_DIRECTIONS_. Repeat what the lines below say, word for word, and skip every image.

_DATA TO PROCESS_.
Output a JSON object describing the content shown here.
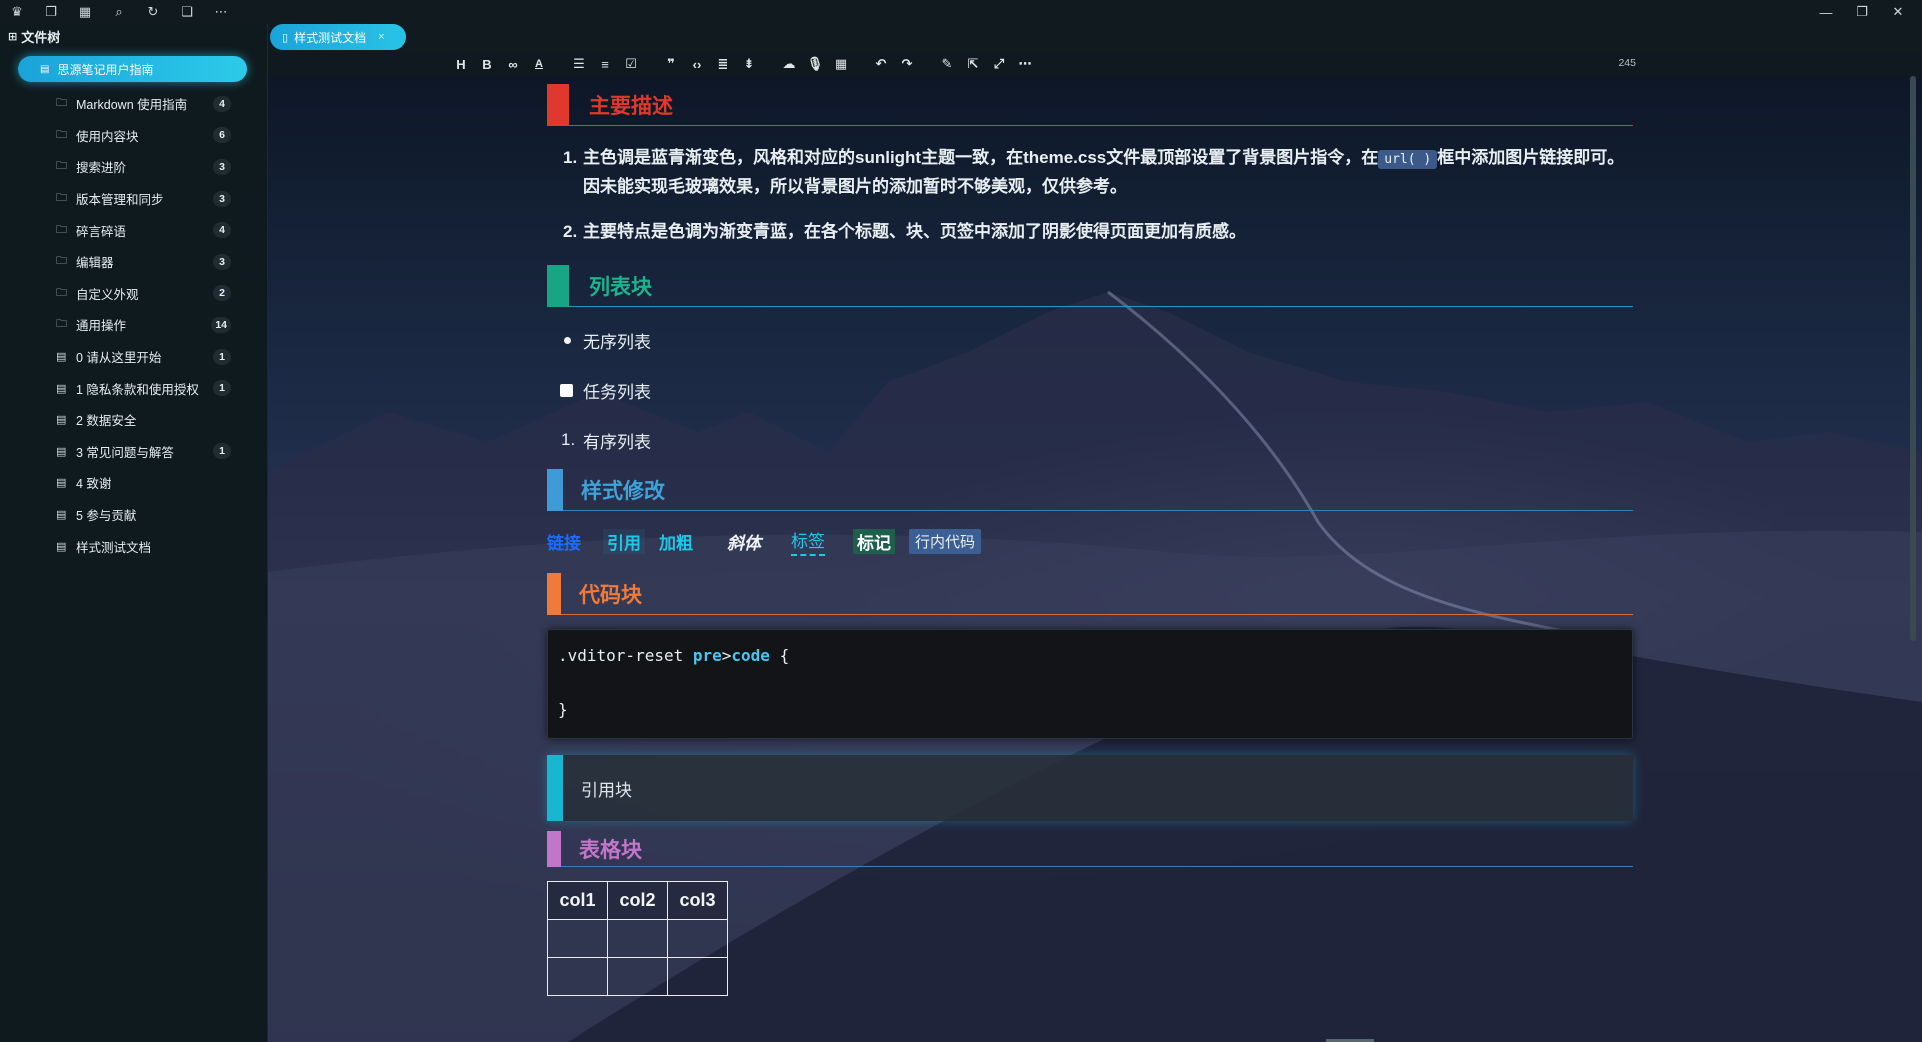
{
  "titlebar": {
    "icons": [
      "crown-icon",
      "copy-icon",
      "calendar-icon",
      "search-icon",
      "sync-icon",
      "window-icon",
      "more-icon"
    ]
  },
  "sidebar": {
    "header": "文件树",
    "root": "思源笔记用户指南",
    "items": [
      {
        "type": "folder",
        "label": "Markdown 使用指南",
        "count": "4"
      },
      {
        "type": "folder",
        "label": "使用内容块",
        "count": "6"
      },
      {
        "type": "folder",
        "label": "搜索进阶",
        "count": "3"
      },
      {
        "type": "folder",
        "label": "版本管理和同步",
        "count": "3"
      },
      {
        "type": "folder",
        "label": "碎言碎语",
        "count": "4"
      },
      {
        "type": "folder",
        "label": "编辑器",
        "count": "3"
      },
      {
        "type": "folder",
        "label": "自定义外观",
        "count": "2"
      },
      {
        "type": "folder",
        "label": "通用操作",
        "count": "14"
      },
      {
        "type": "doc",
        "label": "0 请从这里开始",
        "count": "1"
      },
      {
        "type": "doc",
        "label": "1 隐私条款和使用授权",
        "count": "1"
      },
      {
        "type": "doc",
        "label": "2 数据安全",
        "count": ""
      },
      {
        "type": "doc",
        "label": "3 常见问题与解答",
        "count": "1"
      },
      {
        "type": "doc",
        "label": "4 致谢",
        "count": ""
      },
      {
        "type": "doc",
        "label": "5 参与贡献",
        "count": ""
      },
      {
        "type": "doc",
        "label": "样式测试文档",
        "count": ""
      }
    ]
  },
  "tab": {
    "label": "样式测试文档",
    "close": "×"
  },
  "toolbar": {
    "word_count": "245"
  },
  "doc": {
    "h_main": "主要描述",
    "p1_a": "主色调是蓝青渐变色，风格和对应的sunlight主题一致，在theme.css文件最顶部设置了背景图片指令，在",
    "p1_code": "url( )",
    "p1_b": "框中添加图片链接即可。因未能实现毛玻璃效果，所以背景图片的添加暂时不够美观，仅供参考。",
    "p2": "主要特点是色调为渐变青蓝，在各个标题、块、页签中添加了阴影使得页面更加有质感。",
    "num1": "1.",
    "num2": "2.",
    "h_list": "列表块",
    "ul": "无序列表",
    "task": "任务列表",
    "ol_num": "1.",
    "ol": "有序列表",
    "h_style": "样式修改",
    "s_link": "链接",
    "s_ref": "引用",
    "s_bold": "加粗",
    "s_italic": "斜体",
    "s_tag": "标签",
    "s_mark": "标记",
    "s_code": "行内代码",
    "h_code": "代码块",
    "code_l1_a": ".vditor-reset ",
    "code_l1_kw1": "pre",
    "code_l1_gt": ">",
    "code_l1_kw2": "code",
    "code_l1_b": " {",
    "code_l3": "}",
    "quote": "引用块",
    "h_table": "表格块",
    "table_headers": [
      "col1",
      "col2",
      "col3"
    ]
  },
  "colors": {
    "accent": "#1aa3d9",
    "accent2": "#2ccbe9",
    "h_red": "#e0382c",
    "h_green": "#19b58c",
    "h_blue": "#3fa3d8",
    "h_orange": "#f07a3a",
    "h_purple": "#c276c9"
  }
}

_OUTPUT_.
Output a JSON object describing the content shown here.
{
  "titlebar": {
    "icons": [
      "crown-icon",
      "copy-icon",
      "calendar-icon",
      "search-icon",
      "sync-icon",
      "window-icon",
      "more-icon"
    ]
  },
  "sidebar": {
    "header": "文件树",
    "root": "思源笔记用户指南",
    "items": [
      {
        "type": "folder",
        "label": "Markdown 使用指南",
        "count": "4"
      },
      {
        "type": "folder",
        "label": "使用内容块",
        "count": "6"
      },
      {
        "type": "folder",
        "label": "搜索进阶",
        "count": "3"
      },
      {
        "type": "folder",
        "label": "版本管理和同步",
        "count": "3"
      },
      {
        "type": "folder",
        "label": "碎言碎语",
        "count": "4"
      },
      {
        "type": "folder",
        "label": "编辑器",
        "count": "3"
      },
      {
        "type": "folder",
        "label": "自定义外观",
        "count": "2"
      },
      {
        "type": "folder",
        "label": "通用操作",
        "count": "14"
      },
      {
        "type": "doc",
        "label": "0 请从这里开始",
        "count": "1"
      },
      {
        "type": "doc",
        "label": "1 隐私条款和使用授权",
        "count": "1"
      },
      {
        "type": "doc",
        "label": "2 数据安全",
        "count": ""
      },
      {
        "type": "doc",
        "label": "3 常见问题与解答",
        "count": "1"
      },
      {
        "type": "doc",
        "label": "4 致谢",
        "count": ""
      },
      {
        "type": "doc",
        "label": "5 参与贡献",
        "count": ""
      },
      {
        "type": "doc",
        "label": "样式测试文档",
        "count": ""
      }
    ]
  },
  "tab": {
    "label": "样式测试文档",
    "close": "×"
  },
  "toolbar": {
    "word_count": "245"
  },
  "doc": {
    "h_main": "主要描述",
    "p1_a": "主色调是蓝青渐变色，风格和对应的sunlight主题一致，在theme.css文件最顶部设置了背景图片指令，在",
    "p1_code": "url( )",
    "p1_b": "框中添加图片链接即可。因未能实现毛玻璃效果，所以背景图片的添加暂时不够美观，仅供参考。",
    "p2": "主要特点是色调为渐变青蓝，在各个标题、块、页签中添加了阴影使得页面更加有质感。",
    "num1": "1.",
    "num2": "2.",
    "h_list": "列表块",
    "ul": "无序列表",
    "task": "任务列表",
    "ol_num": "1.",
    "ol": "有序列表",
    "h_style": "样式修改",
    "s_link": "链接",
    "s_ref": "引用",
    "s_bold": "加粗",
    "s_italic": "斜体",
    "s_tag": "标签",
    "s_mark": "标记",
    "s_code": "行内代码",
    "h_code": "代码块",
    "code_l1_a": ".vditor-reset ",
    "code_l1_kw1": "pre",
    "code_l1_gt": ">",
    "code_l1_kw2": "code",
    "code_l1_b": " {",
    "code_l3": "}",
    "quote": "引用块",
    "h_table": "表格块",
    "table_headers": [
      "col1",
      "col2",
      "col3"
    ]
  },
  "colors": {
    "accent": "#1aa3d9",
    "accent2": "#2ccbe9",
    "h_red": "#e0382c",
    "h_green": "#19b58c",
    "h_blue": "#3fa3d8",
    "h_orange": "#f07a3a",
    "h_purple": "#c276c9"
  }
}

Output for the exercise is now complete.